» Exercise input
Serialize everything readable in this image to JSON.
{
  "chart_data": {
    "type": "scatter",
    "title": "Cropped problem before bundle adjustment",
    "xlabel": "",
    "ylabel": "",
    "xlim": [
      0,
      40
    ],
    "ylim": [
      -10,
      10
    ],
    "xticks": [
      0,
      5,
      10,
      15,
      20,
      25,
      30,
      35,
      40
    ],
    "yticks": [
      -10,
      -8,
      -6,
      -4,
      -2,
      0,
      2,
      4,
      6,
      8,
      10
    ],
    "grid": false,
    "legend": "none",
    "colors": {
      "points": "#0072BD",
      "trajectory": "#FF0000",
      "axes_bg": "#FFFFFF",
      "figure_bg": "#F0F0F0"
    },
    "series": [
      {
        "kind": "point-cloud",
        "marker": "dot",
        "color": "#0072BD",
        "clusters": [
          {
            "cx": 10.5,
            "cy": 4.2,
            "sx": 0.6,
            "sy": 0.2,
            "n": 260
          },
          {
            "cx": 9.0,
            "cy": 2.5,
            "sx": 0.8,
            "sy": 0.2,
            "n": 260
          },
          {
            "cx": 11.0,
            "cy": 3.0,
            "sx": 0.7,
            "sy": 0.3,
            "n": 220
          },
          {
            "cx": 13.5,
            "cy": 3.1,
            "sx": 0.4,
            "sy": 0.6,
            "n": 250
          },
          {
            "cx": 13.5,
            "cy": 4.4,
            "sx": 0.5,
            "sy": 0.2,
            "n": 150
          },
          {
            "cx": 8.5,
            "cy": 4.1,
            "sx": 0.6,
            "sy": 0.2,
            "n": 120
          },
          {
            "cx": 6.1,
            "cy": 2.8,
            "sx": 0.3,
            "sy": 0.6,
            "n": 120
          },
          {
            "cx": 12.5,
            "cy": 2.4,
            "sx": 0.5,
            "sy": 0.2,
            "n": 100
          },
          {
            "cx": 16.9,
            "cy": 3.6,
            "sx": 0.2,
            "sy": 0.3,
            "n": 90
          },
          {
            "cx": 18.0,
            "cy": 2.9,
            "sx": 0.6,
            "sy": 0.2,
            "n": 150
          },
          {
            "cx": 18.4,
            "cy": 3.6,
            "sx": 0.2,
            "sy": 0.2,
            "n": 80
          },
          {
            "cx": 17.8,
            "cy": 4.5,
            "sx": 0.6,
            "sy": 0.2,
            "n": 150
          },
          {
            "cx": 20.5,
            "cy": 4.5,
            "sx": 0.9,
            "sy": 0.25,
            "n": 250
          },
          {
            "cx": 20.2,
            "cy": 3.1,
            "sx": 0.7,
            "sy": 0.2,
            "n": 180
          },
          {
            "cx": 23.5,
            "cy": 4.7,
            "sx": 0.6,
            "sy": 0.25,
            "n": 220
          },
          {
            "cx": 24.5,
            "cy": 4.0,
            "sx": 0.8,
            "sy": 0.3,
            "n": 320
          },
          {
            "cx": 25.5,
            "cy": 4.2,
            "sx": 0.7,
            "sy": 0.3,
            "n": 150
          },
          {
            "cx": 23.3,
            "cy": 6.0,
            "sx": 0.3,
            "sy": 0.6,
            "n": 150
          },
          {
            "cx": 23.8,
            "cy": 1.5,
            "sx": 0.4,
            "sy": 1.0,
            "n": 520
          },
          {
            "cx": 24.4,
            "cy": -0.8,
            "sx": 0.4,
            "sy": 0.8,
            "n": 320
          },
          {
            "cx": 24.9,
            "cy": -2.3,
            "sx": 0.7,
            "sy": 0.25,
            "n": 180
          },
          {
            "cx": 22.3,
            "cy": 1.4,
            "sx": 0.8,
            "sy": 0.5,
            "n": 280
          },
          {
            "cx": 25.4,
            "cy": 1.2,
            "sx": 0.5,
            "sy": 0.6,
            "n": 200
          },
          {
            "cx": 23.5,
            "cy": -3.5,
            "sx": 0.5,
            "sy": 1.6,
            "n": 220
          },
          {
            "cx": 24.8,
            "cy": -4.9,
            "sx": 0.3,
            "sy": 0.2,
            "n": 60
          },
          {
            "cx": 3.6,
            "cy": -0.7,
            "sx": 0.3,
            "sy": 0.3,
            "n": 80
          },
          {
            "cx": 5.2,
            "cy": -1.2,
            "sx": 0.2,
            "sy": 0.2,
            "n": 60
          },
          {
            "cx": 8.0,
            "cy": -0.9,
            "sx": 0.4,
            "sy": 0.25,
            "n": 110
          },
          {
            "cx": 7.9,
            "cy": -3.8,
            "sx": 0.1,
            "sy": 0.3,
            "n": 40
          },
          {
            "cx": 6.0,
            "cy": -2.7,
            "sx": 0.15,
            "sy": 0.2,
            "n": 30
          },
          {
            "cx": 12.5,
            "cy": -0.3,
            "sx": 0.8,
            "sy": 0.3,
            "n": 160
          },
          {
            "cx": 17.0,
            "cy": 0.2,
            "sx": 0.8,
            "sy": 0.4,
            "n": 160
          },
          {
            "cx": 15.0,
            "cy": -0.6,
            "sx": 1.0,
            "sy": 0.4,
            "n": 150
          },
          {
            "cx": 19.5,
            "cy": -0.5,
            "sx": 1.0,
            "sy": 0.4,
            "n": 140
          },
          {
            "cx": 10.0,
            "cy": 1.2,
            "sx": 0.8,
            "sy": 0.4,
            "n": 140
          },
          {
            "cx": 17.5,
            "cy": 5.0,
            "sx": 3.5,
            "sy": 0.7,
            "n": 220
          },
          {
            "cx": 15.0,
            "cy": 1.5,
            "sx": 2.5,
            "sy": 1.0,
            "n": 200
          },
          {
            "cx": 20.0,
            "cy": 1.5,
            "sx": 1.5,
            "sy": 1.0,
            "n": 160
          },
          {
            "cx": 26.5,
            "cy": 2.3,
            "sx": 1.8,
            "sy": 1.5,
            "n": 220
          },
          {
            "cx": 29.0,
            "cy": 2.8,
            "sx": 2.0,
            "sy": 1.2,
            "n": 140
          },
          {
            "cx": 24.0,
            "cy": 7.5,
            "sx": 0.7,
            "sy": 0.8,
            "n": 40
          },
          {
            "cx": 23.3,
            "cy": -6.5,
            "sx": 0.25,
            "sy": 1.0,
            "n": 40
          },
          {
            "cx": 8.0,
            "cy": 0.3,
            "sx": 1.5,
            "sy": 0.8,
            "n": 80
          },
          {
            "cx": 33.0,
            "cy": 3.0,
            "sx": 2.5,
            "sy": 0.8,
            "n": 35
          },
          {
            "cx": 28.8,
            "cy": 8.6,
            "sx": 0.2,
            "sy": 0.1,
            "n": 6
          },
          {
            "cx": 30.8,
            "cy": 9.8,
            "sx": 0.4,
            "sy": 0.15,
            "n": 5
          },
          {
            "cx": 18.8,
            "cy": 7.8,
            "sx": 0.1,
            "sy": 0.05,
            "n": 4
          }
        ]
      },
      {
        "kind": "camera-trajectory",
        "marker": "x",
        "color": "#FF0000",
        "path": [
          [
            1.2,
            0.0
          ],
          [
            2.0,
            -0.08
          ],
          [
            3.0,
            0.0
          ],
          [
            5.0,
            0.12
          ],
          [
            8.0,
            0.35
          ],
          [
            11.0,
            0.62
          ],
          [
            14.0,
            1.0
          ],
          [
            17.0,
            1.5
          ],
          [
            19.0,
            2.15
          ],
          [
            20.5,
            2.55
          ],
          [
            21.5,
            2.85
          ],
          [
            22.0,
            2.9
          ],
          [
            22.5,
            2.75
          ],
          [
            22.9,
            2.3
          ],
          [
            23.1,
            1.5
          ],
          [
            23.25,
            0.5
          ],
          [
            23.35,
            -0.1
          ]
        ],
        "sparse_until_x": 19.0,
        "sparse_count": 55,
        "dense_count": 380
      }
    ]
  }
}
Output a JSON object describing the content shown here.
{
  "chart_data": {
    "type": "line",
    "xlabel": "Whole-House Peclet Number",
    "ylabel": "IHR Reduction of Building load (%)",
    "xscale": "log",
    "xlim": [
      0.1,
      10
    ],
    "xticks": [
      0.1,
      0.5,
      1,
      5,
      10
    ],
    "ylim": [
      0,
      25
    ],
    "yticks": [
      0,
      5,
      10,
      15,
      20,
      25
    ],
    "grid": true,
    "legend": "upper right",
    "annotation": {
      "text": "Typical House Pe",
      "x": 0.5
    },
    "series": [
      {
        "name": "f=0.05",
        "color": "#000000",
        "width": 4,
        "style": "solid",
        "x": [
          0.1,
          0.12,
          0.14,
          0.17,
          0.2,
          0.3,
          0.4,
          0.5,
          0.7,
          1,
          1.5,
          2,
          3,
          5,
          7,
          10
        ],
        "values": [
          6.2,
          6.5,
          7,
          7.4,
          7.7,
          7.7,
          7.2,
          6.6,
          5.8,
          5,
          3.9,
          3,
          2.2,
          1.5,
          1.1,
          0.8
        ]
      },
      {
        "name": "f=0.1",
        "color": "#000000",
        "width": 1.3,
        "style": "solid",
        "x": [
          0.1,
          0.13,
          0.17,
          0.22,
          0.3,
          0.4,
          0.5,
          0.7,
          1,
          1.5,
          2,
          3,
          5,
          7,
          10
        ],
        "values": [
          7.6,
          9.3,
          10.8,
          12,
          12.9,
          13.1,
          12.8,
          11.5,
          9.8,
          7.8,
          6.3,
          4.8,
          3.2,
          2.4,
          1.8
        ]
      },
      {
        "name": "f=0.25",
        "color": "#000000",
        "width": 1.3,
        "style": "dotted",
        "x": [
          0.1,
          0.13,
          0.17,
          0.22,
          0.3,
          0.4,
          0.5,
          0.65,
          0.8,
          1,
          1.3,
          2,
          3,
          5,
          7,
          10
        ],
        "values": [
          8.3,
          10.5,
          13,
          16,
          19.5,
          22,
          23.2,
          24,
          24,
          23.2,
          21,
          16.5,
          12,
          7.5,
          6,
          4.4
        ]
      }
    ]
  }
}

» Required work
Every line that holds the word "JSON" counts once; state the total number of such lines and nothing else.

» Result of the task
2